Data items

○ ○ ○ ○ ○

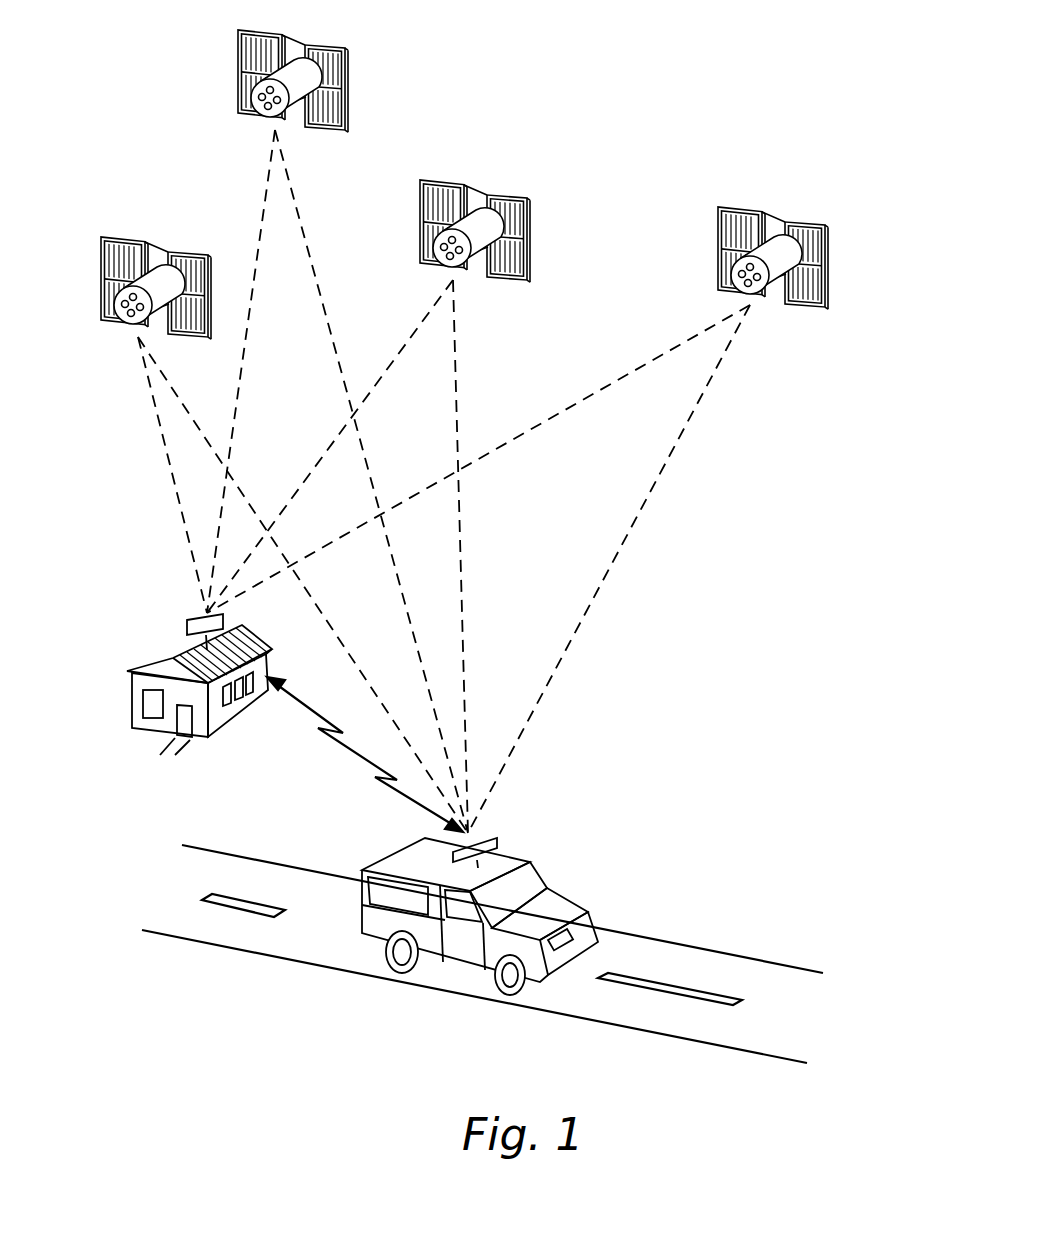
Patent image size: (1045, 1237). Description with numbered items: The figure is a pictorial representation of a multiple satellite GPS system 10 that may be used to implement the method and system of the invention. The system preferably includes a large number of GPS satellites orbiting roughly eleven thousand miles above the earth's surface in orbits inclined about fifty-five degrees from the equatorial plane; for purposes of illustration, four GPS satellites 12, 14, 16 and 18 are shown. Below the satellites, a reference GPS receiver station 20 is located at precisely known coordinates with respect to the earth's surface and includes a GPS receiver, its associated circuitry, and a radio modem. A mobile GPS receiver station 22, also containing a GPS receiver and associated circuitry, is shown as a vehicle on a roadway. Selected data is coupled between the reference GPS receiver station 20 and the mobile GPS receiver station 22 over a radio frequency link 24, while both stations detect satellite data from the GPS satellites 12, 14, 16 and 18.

The multiple satellite GPS system 10 is at (650, 110).
The GPS satellite 12 is at (100, 281).
The GPS satellite 14 is at (352, 94).
The GPS satellite 16 is at (532, 245).
The GPS satellite 18 is at (832, 275).
The reference GPS receiver station 20 is at (143, 660).
The mobile GPS receiver station 22 is at (542, 863).
The radio frequency link 24 is at (335, 742).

○ ○ ○ ○ ○

Please repeat these records word for word, leaving out the pictures.

Patent image size: (1045, 1237). Description with numbered items: The figure is a pictorial representation of a multiple satellite GPS system 10 that may be used to implement the method and system of the invention. The system preferably includes a large number of GPS satellites orbiting roughly eleven thousand miles above the earth's surface in orbits inclined about fifty-five degrees from the equatorial plane; for purposes of illustration, four GPS satellites 12, 14, 16 and 18 are shown. Below the satellites, a reference GPS receiver station 20 is located at precisely known coordinates with respect to the earth's surface and includes a GPS receiver, its associated circuitry, and a radio modem. A mobile GPS receiver station 22, also containing a GPS receiver and associated circuitry, is shown as a vehicle on a roadway. Selected data is coupled between the reference GPS receiver station 20 and the mobile GPS receiver station 22 over a radio frequency link 24, while both stations detect satellite data from the GPS satellites 12, 14, 16 and 18.

The multiple satellite GPS system 10 is at (650, 110).
The GPS satellite 12 is at (100, 281).
The GPS satellite 14 is at (352, 94).
The GPS satellite 16 is at (532, 245).
The GPS satellite 18 is at (832, 275).
The reference GPS receiver station 20 is at (143, 660).
The mobile GPS receiver station 22 is at (542, 863).
The radio frequency link 24 is at (335, 742).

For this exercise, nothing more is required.